In the records that follow, locate every line with "cero" and extract it.
-- -- --
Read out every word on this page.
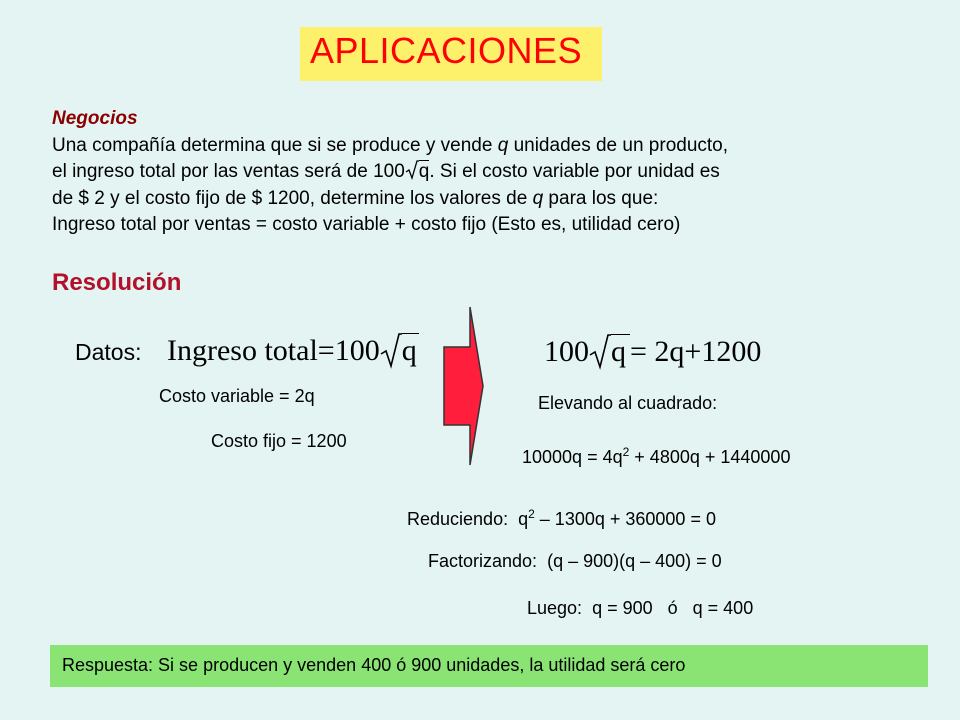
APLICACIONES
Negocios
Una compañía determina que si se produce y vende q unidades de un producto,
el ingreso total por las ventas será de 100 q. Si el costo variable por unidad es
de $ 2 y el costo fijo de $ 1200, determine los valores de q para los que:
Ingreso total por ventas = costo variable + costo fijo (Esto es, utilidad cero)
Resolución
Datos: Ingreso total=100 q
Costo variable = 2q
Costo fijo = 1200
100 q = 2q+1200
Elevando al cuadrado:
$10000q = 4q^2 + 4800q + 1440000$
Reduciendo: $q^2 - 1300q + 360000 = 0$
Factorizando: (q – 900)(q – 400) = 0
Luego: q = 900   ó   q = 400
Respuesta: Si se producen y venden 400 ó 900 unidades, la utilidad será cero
-- -- --
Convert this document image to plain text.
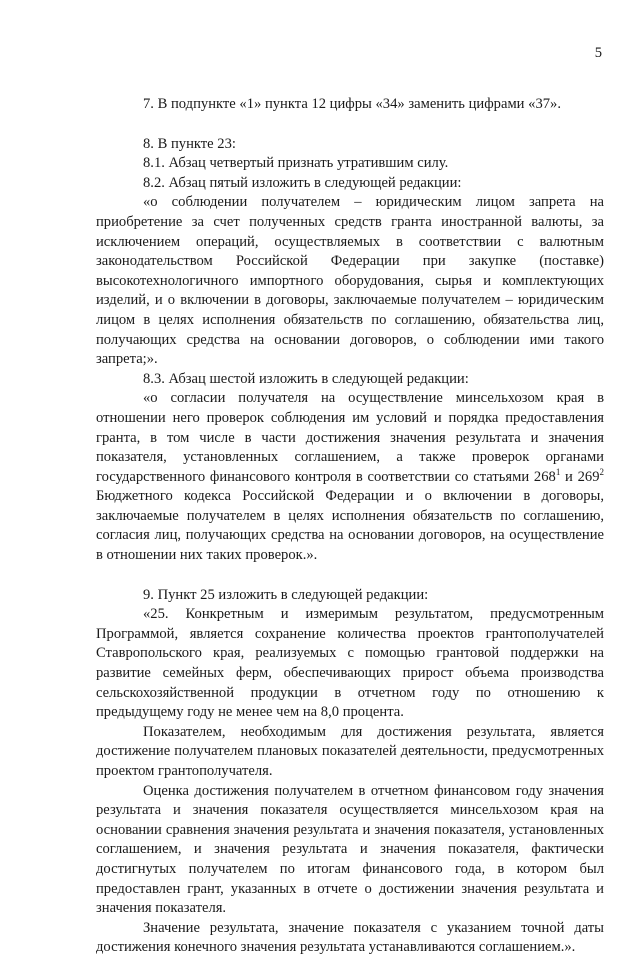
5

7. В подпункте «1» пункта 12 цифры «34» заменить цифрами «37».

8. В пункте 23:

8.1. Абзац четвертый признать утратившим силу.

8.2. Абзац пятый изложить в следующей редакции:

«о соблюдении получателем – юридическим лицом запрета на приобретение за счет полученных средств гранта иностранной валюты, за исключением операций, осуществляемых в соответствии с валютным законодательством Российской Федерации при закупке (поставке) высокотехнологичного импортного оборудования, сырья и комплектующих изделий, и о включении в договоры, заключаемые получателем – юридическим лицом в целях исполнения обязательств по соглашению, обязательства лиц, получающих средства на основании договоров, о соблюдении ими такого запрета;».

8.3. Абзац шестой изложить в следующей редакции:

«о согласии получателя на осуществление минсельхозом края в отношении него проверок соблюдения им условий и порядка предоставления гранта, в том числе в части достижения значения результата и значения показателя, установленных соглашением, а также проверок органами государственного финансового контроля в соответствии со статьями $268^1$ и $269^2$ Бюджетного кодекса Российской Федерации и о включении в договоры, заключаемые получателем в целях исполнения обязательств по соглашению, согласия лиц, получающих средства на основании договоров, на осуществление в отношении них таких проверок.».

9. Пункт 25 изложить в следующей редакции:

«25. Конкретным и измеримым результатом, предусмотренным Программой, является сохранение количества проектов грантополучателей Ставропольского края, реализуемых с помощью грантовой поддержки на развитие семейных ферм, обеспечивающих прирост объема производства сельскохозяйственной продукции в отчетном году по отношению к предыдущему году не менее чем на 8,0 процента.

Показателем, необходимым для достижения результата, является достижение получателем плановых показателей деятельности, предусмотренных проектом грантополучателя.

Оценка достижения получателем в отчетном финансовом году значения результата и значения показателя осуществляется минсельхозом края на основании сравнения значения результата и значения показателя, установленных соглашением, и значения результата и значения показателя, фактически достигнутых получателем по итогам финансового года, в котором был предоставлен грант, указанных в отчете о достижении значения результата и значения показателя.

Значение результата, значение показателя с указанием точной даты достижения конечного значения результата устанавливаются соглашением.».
-- -- --
__Correct result__:
Ingreso total por ventas = costo variable + costo fijo (Esto es, utilidad cero)
Respuesta: Si se producen y venden 400 ó 900 unidades, la utilidad será cero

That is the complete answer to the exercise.